In your copy, leave out the pictures; write out all the data exactly.

──────

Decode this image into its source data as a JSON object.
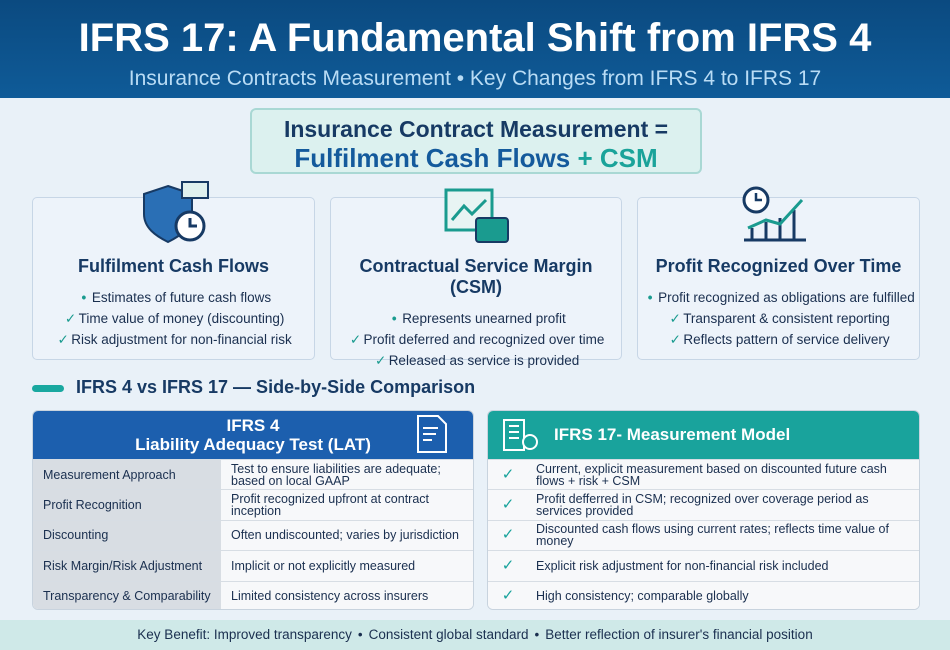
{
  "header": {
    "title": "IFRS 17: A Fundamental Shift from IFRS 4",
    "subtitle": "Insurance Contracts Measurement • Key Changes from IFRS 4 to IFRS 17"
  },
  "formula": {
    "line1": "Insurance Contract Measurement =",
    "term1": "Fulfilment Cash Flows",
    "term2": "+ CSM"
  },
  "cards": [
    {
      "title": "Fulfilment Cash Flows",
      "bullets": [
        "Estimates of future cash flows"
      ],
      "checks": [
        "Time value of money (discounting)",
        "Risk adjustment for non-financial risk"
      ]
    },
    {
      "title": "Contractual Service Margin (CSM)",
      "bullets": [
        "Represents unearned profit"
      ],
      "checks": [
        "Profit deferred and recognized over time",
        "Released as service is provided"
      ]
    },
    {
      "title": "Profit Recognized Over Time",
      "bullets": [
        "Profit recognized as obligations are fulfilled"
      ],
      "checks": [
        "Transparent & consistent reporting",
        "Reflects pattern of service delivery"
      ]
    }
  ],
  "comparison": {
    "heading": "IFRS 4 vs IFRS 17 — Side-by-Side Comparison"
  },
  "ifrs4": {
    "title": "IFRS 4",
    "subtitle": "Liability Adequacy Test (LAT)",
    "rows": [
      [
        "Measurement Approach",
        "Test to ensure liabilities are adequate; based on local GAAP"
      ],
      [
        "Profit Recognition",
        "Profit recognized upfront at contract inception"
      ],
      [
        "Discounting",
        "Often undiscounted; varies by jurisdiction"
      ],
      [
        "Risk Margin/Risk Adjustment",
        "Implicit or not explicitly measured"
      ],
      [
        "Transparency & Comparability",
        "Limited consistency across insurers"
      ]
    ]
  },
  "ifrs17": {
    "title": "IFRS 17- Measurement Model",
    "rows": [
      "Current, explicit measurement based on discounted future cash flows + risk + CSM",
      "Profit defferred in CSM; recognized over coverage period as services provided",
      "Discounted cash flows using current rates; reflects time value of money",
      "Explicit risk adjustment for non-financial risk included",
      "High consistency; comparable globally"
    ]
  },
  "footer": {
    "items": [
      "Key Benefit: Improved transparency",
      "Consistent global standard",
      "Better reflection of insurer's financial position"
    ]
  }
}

──────

Response for this exercise:
Decode this image into its source data as a JSON object.
{
  "header": {
    "title": "IFRS 17: A Fundamental Shift from IFRS 4",
    "subtitle": "Insurance Contracts Measurement • Key Changes from IFRS 4 to IFRS 17"
  },
  "formula": {
    "line1": "Insurance Contract Measurement =",
    "term1": "Fulfilment Cash Flows",
    "term2": "+ CSM"
  },
  "cards": [
    {
      "title": "Fulfilment Cash Flows",
      "bullets": [
        "Estimates of future cash flows"
      ],
      "checks": [
        "Time value of money (discounting)",
        "Risk adjustment for non-financial risk"
      ]
    },
    {
      "title": "Contractual Service Margin (CSM)",
      "bullets": [
        "Represents unearned profit"
      ],
      "checks": [
        "Profit deferred and recognized over time",
        "Released as service is provided"
      ]
    },
    {
      "title": "Profit Recognized Over Time",
      "bullets": [
        "Profit recognized as obligations are fulfilled"
      ],
      "checks": [
        "Transparent & consistent reporting",
        "Reflects pattern of service delivery"
      ]
    }
  ],
  "comparison": {
    "heading": "IFRS 4 vs IFRS 17 — Side-by-Side Comparison"
  },
  "ifrs4": {
    "title": "IFRS 4",
    "subtitle": "Liability Adequacy Test (LAT)",
    "rows": [
      [
        "Measurement Approach",
        "Test to ensure liabilities are adequate; based on local GAAP"
      ],
      [
        "Profit Recognition",
        "Profit recognized upfront at contract inception"
      ],
      [
        "Discounting",
        "Often undiscounted; varies by jurisdiction"
      ],
      [
        "Risk Margin/Risk Adjustment",
        "Implicit or not explicitly measured"
      ],
      [
        "Transparency & Comparability",
        "Limited consistency across insurers"
      ]
    ]
  },
  "ifrs17": {
    "title": "IFRS 17- Measurement Model",
    "rows": [
      "Current, explicit measurement based on discounted future cash flows + risk + CSM",
      "Profit defferred in CSM; recognized over coverage period as services provided",
      "Discounted cash flows using current rates; reflects time value of money",
      "Explicit risk adjustment for non-financial risk included",
      "High consistency; comparable globally"
    ]
  },
  "footer": {
    "items": [
      "Key Benefit: Improved transparency",
      "Consistent global standard",
      "Better reflection of insurer's financial position"
    ]
  }
}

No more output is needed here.